> **Challenge 1**: Duplicate the German umlaut thread verbatim, starting with "As German nouns" and going on through "(string.uppercase, string.uppercase), re.UNICODE)".
> **Challenge 2**: In the records, take the lines starting with the line with "- timeline-tick: 20: [688, 697, 704, 713]" and going on through the line with "- timeline-tick: 22: [763, 697, 779, 713]", and write them out again with "timeline-tick" changed to "frame-tick" and nothing else altered. Return only those lines.

> **Document passage**:
[Tutor] German Umlaut

Nicole Seitz nicole.seitz@urz.uni-hd.de
Thu, 4 Apr 2002 19:56:16 +0200


Am Montag,  1. April 2002 22:29 schrieben Sie:

> Hmmm... Is it possible to relax the regular expression a little?  Instead
> of forcing a "capitalized" word, would this be feasible:
>
> ###
> reg = re.compile(r"\b\w+-? und \w+\b",re.UNICODE)
> ###

As German nouns have to be "capitalized" words, I can't use this regex.

>
>
> Otherwise, we can stuff in 'string.uppercase' in the regular expression.
> Here's one way to do it with some string formatting:
>
> ###
> reg = re.compile(r"\b[%s]\w+-? und [%s]\w+\b"
>                   % (string.uppercase, string.uppercase), re.UNICODE)
> ###

That's better! Here's my latest regex:

reg = re.compile(r"\b[%s]\w+-?(?:,\s\b[%s]\w+)*\sund\s\b[%s]\w+"

> **Records to process**:
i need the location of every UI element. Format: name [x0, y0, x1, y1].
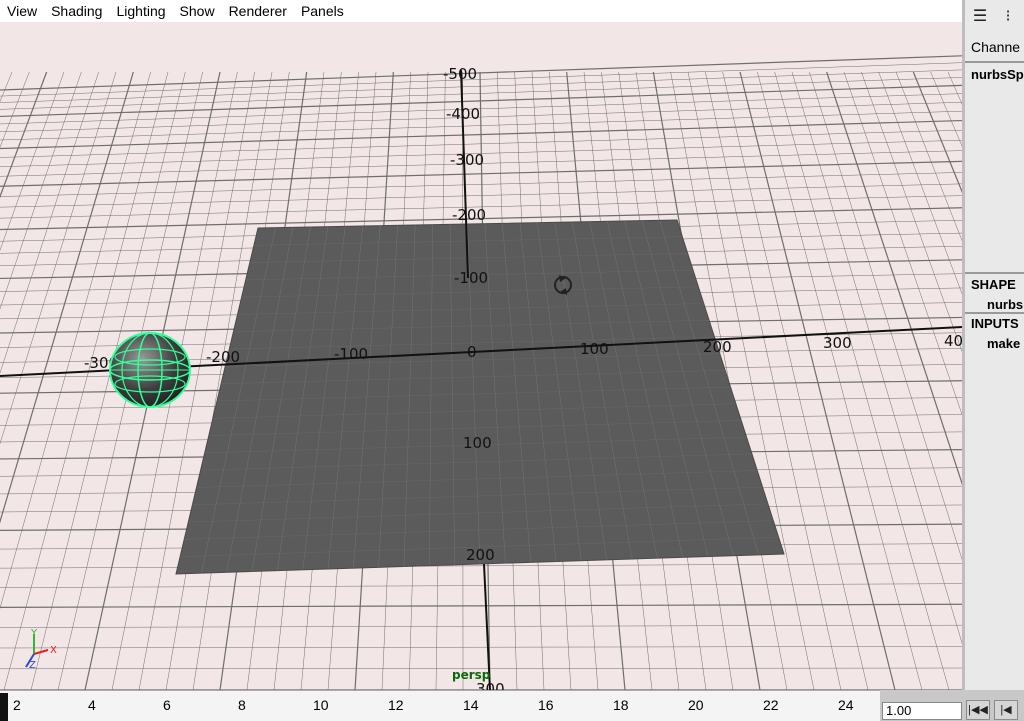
- timeline-tick: 20: [688, 697, 704, 713]
- axis-label: -300: [450, 151, 484, 169]
- timeline-tick: 12: [388, 697, 404, 713]
- gizmo-label-y: Y: [30, 628, 38, 639]
- timeline-tick: 16: [538, 697, 554, 713]
- current-time-indicator[interactable]: [0, 693, 8, 721]
- timeline-tick: 18: [613, 697, 629, 713]
- timeline-tick: 4: [88, 697, 96, 713]
- playback-controls: |◀◀ |◀: [966, 700, 1024, 720]
- axis-label: 100: [463, 434, 492, 452]
- timeline-tick: 22: [763, 697, 779, 713]
- menu-show[interactable]: Show: [173, 0, 222, 22]
- input-node-item[interactable]: make: [987, 336, 1020, 351]
- timeline-tick: 8: [238, 697, 246, 713]
- channel-box-panel: ☰ ⁝ Channe nurbsSp SHAPE nurbs INPUTS ma…: [962, 0, 1024, 690]
- perspective-viewport[interactable]: -500 -400 -300 -200 -100 100 200 300 -30…: [0, 22, 962, 690]
- viewport-scene[interactable]: -500 -400 -300 -200 -100 100 200 300 -30…: [0, 22, 962, 690]
- menu-panels[interactable]: Panels: [294, 0, 351, 22]
- axis-label: 40: [944, 332, 962, 350]
- menu-lighting[interactable]: Lighting: [109, 0, 172, 22]
- axis-label: -500: [443, 65, 477, 83]
- attribute-editor-toggle-icon[interactable]: ⁝: [997, 6, 1019, 28]
- timeline-tick: 24: [838, 697, 854, 713]
- shapes-header: SHAPE: [971, 277, 1016, 292]
- go-to-start-icon[interactable]: |◀◀: [966, 700, 990, 720]
- axis-label: -100: [454, 269, 488, 287]
- time-slider[interactable]: 2 4 6 8 10 12 14 16 18 20 22 24: [0, 690, 880, 721]
- menu-renderer[interactable]: Renderer: [222, 0, 294, 22]
- inputs-header: INPUTS: [971, 316, 1019, 331]
- selected-object-name[interactable]: nurbsSp: [971, 67, 1024, 82]
- channel-box-tab[interactable]: Channe: [971, 39, 1020, 55]
- axis-label: 200: [703, 338, 732, 356]
- camera-name-label: persp: [452, 668, 491, 682]
- shape-node-item[interactable]: nurbs: [987, 297, 1023, 312]
- axis-label: -400: [446, 105, 480, 123]
- axis-label: 0: [467, 343, 477, 361]
- axis-label: 200: [466, 546, 495, 564]
- view-axis-gizmo: Y X Z: [26, 628, 57, 671]
- menu-shading[interactable]: Shading: [44, 0, 109, 22]
- nurbs-sphere[interactable]: [110, 333, 190, 407]
- timeline-tick: 10: [313, 697, 329, 713]
- panel-divider: [965, 312, 1024, 314]
- axis-label: -200: [206, 348, 240, 366]
- timeline-tick: 14: [463, 697, 479, 713]
- axis-label: 300: [823, 334, 852, 352]
- panel-divider: [965, 272, 1024, 274]
- viewport-menu-bar: View Shading Lighting Show Renderer Pane…: [0, 0, 962, 23]
- gizmo-label-x: X: [50, 645, 57, 656]
- gizmo-label-z: Z: [29, 660, 36, 671]
- channel-box-toggle-icon[interactable]: ☰: [969, 6, 991, 28]
- menu-view[interactable]: View: [0, 0, 44, 22]
- axis-label: -200: [452, 206, 486, 224]
- timeline-tick: 2: [13, 697, 21, 713]
- panel-divider: [965, 61, 1024, 63]
- current-time-field[interactable]: 1.00: [882, 702, 962, 720]
- axis-label: 100: [580, 340, 609, 358]
- step-back-icon[interactable]: |◀: [994, 700, 1018, 720]
- timeline-tick: 6: [163, 697, 171, 713]
- axis-label: -100: [334, 345, 368, 363]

> **Correct output 1**:
As German nouns have to be "capitalized" words, I can't use this regex.

>
>
> Otherwise, we can stuff in 'string.uppercase' in the regular expression.
> Here's one way to do it with some string formatting:
>
> ###
> reg = re.compile(r"\b[%s]\w+-? und [%s]\w+\b"
>                   % (string.uppercase, string.uppercase), re.UNICODE)

> **Correct output 2**:
- frame-tick: 20: [688, 697, 704, 713]
- axis-label: -300: [450, 151, 484, 169]
- frame-tick: 12: [388, 697, 404, 713]
- gizmo-label-y: Y: [30, 628, 38, 639]
- frame-tick: 16: [538, 697, 554, 713]
- current-time-indicator[interactable]: [0, 693, 8, 721]
- frame-tick: 18: [613, 697, 629, 713]
- frame-tick: 4: [88, 697, 96, 713]
- playback-controls: |◀◀ |◀: [966, 700, 1024, 720]
- axis-label: 100: [463, 434, 492, 452]
- frame-tick: 22: [763, 697, 779, 713]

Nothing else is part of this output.